## Task instructions
Set every record down verbatim and omit the pictures.

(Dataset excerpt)
········
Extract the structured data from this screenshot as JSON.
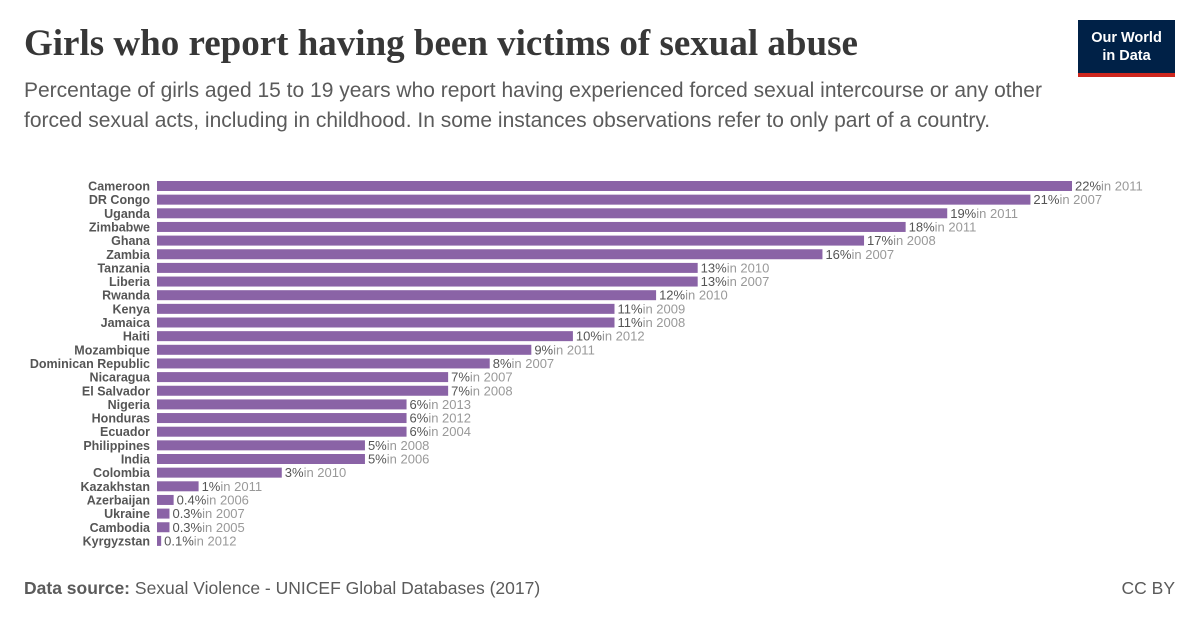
{
  "title": "Girls who report having been victims of sexual abuse",
  "subtitle": "Percentage of girls aged 15 to 19 years who report having experienced forced sexual intercourse or any other forced sexual acts, including in childhood. In some instances observations refer to only part of a country.",
  "logo": {
    "line1": "Our World",
    "line2": "in Data"
  },
  "footer": {
    "source_label": "Data source:",
    "source_text": "Sexual Violence - UNICEF Global Databases (2017)",
    "license": "CC BY"
  },
  "colors": {
    "bar": "#8a63a6",
    "label": "#555555",
    "year": "#999999"
  },
  "chart_data": {
    "type": "bar",
    "orientation": "horizontal",
    "xlim": [
      0,
      22
    ],
    "categories": [
      "Cameroon",
      "DR Congo",
      "Uganda",
      "Zimbabwe",
      "Ghana",
      "Zambia",
      "Tanzania",
      "Liberia",
      "Rwanda",
      "Kenya",
      "Jamaica",
      "Haiti",
      "Mozambique",
      "Dominican Republic",
      "Nicaragua",
      "El Salvador",
      "Nigeria",
      "Honduras",
      "Ecuador",
      "Philippines",
      "India",
      "Colombia",
      "Kazakhstan",
      "Azerbaijan",
      "Ukraine",
      "Cambodia",
      "Kyrgyzstan"
    ],
    "values": [
      22,
      21,
      19,
      18,
      17,
      16,
      13,
      13,
      12,
      11,
      11,
      10,
      9,
      8,
      7,
      7,
      6,
      6,
      6,
      5,
      5,
      3,
      1,
      0.4,
      0.3,
      0.3,
      0.1
    ],
    "value_labels": [
      "22%",
      "21%",
      "19%",
      "18%",
      "17%",
      "16%",
      "13%",
      "13%",
      "12%",
      "11%",
      "11%",
      "10%",
      "9%",
      "8%",
      "7%",
      "7%",
      "6%",
      "6%",
      "6%",
      "5%",
      "5%",
      "3%",
      "1%",
      "0.4%",
      "0.3%",
      "0.3%",
      "0.1%"
    ],
    "year_labels": [
      "in 2011",
      "in 2007",
      "in 2011",
      "in 2011",
      "in 2008",
      "in 2007",
      "in 2010",
      "in 2007",
      "in 2010",
      "in 2009",
      "in 2008",
      "in 2012",
      "in 2011",
      "in 2007",
      "in 2007",
      "in 2008",
      "in 2013",
      "in 2012",
      "in 2004",
      "in 2008",
      "in 2006",
      "in 2010",
      "in 2011",
      "in 2006",
      "in 2007",
      "in 2005",
      "in 2012"
    ]
  }
}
········
## Output of the exercise
Extract the structured data from this screenshot as JSON.
{
  "title": "Girls who report having been victims of sexual abuse",
  "subtitle": "Percentage of girls aged 15 to 19 years who report having experienced forced sexual intercourse or any other forced sexual acts, including in childhood. In some instances observations refer to only part of a country.",
  "logo": {
    "line1": "Our World",
    "line2": "in Data"
  },
  "footer": {
    "source_label": "Data source:",
    "source_text": "Sexual Violence - UNICEF Global Databases (2017)",
    "license": "CC BY"
  },
  "colors": {
    "bar": "#8a63a6",
    "label": "#555555",
    "year": "#999999"
  },
  "chart_data": {
    "type": "bar",
    "orientation": "horizontal",
    "xlim": [
      0,
      22
    ],
    "categories": [
      "Cameroon",
      "DR Congo",
      "Uganda",
      "Zimbabwe",
      "Ghana",
      "Zambia",
      "Tanzania",
      "Liberia",
      "Rwanda",
      "Kenya",
      "Jamaica",
      "Haiti",
      "Mozambique",
      "Dominican Republic",
      "Nicaragua",
      "El Salvador",
      "Nigeria",
      "Honduras",
      "Ecuador",
      "Philippines",
      "India",
      "Colombia",
      "Kazakhstan",
      "Azerbaijan",
      "Ukraine",
      "Cambodia",
      "Kyrgyzstan"
    ],
    "values": [
      22,
      21,
      19,
      18,
      17,
      16,
      13,
      13,
      12,
      11,
      11,
      10,
      9,
      8,
      7,
      7,
      6,
      6,
      6,
      5,
      5,
      3,
      1,
      0.4,
      0.3,
      0.3,
      0.1
    ],
    "value_labels": [
      "22%",
      "21%",
      "19%",
      "18%",
      "17%",
      "16%",
      "13%",
      "13%",
      "12%",
      "11%",
      "11%",
      "10%",
      "9%",
      "8%",
      "7%",
      "7%",
      "6%",
      "6%",
      "6%",
      "5%",
      "5%",
      "3%",
      "1%",
      "0.4%",
      "0.3%",
      "0.3%",
      "0.1%"
    ],
    "year_labels": [
      "in 2011",
      "in 2007",
      "in 2011",
      "in 2011",
      "in 2008",
      "in 2007",
      "in 2010",
      "in 2007",
      "in 2010",
      "in 2009",
      "in 2008",
      "in 2012",
      "in 2011",
      "in 2007",
      "in 2007",
      "in 2008",
      "in 2013",
      "in 2012",
      "in 2004",
      "in 2008",
      "in 2006",
      "in 2010",
      "in 2011",
      "in 2006",
      "in 2007",
      "in 2005",
      "in 2012"
    ]
  }
}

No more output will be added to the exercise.